Barrie Daniels: In command of First Brigade, Army of the Potomac (Bonham’s) and Sixth Brigade, Army of the Potomac (Early’s).
I assisted in moving figures for the Confederates (under their orders – if only to show I’m not ‘biased’ !!!!).

Barry North: C.i.C (Brigadier-General McDowell, Army of North-Eastern Virginia).
Also in command of 1st Division (Tyler’s).
Paul Hancock: In overall command of the 3rd Division (Heintzelman’s).
Also commanded 3rd Brigade, 3rd Division (Howard’s) and 2nd Brigade, 2nd Division (Burnside’s).
Mark Biddles: In command of the 1st & 2nd Brigades, 3rd Division (Franklin & Wilcox’s).
Lawrence Cras: In command of 1st Brigade, 2nd Division (Porter’s).
The vast majority of the troops were Green (see OOB’s). The Union commanders were classed as “Poor” (-1 to their die rolls for initiative, order changes, etc. Not the Brigade Commanders).
The terrain was set up as realistically as possible for the part of the battle being re-fought (mainly across Young’s Branch of the Bull Run River, around the junction of Warrenton Turnpike and Sudley Road).
The table was 12” x 6” and the game fought the length of the table.
All of the units started either on the table (as per the scenario map) or on the edge of the board, rather than delayed until a particular turn in which to enter (otherwise a few players would not have been involved until close to the end).

TURN 1 – The Union took the initiative and moved first. Considering their “Poor” commanders, not a bad result. Both sides advanced under Attack Orders.

• INSTRUCTIONS TO FOLLOW
In the battle report, which player was commander-in-chief, and whom did that player represent?

Layout coordinate data
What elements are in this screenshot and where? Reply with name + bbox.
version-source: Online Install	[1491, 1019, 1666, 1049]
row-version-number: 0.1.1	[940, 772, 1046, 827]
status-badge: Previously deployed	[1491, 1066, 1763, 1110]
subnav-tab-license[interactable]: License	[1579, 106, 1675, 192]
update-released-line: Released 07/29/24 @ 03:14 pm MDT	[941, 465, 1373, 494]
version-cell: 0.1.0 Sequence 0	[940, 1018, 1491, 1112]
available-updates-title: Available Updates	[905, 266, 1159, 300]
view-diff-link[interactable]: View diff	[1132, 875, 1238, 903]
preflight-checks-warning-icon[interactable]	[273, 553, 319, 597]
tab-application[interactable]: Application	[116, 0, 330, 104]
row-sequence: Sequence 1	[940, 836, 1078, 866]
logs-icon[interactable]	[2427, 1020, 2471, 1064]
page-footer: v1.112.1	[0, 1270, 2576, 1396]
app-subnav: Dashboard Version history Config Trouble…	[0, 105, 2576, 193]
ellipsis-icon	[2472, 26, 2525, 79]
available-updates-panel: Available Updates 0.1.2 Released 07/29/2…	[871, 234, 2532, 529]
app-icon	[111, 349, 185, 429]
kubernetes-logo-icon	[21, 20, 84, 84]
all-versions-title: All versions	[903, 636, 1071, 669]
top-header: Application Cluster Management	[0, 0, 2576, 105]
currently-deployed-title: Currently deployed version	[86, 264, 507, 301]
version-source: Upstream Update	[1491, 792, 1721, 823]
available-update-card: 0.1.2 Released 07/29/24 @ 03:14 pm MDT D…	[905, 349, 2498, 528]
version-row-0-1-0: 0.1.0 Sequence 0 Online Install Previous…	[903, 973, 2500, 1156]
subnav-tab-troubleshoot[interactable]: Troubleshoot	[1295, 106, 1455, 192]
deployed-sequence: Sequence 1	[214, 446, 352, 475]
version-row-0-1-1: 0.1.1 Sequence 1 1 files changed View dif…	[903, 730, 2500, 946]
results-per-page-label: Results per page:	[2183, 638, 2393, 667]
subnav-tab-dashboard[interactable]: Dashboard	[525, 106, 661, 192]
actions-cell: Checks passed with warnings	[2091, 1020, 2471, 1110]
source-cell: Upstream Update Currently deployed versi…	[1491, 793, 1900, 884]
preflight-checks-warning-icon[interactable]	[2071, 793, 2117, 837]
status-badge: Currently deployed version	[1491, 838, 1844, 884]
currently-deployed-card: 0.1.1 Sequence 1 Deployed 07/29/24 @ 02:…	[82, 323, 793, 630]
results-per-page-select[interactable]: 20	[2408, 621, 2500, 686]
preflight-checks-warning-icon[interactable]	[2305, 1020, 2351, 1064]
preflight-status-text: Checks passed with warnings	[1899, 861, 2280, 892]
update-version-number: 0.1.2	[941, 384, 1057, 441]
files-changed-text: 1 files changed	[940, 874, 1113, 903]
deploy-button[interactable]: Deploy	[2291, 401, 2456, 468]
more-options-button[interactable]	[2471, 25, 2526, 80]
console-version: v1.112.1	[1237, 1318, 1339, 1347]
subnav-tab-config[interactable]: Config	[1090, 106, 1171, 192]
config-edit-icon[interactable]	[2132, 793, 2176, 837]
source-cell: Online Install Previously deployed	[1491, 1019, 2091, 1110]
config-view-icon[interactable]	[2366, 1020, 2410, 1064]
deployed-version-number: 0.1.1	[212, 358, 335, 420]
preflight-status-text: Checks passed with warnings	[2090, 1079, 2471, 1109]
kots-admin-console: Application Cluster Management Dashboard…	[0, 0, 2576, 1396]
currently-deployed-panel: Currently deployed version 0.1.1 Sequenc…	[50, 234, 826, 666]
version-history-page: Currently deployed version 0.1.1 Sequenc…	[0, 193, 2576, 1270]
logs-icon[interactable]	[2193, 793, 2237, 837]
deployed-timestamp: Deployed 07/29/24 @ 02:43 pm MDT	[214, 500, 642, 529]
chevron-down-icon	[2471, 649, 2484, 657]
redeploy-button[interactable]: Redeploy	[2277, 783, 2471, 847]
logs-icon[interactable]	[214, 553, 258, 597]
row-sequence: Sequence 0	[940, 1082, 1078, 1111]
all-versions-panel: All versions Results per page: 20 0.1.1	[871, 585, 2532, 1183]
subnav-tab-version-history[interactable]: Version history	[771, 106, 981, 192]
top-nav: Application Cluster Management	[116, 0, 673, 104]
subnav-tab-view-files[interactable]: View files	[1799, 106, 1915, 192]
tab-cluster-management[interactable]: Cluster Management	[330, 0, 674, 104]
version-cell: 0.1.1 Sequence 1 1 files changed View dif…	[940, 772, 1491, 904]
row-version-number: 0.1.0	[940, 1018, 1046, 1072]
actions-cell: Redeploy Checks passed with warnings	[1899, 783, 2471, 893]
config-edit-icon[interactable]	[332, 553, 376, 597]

• RESPONSE TO THE EXERCISE
Barry North was commander-in-chief, representing Brigadier-General McDowell of the Army of North-Eastern Virginia.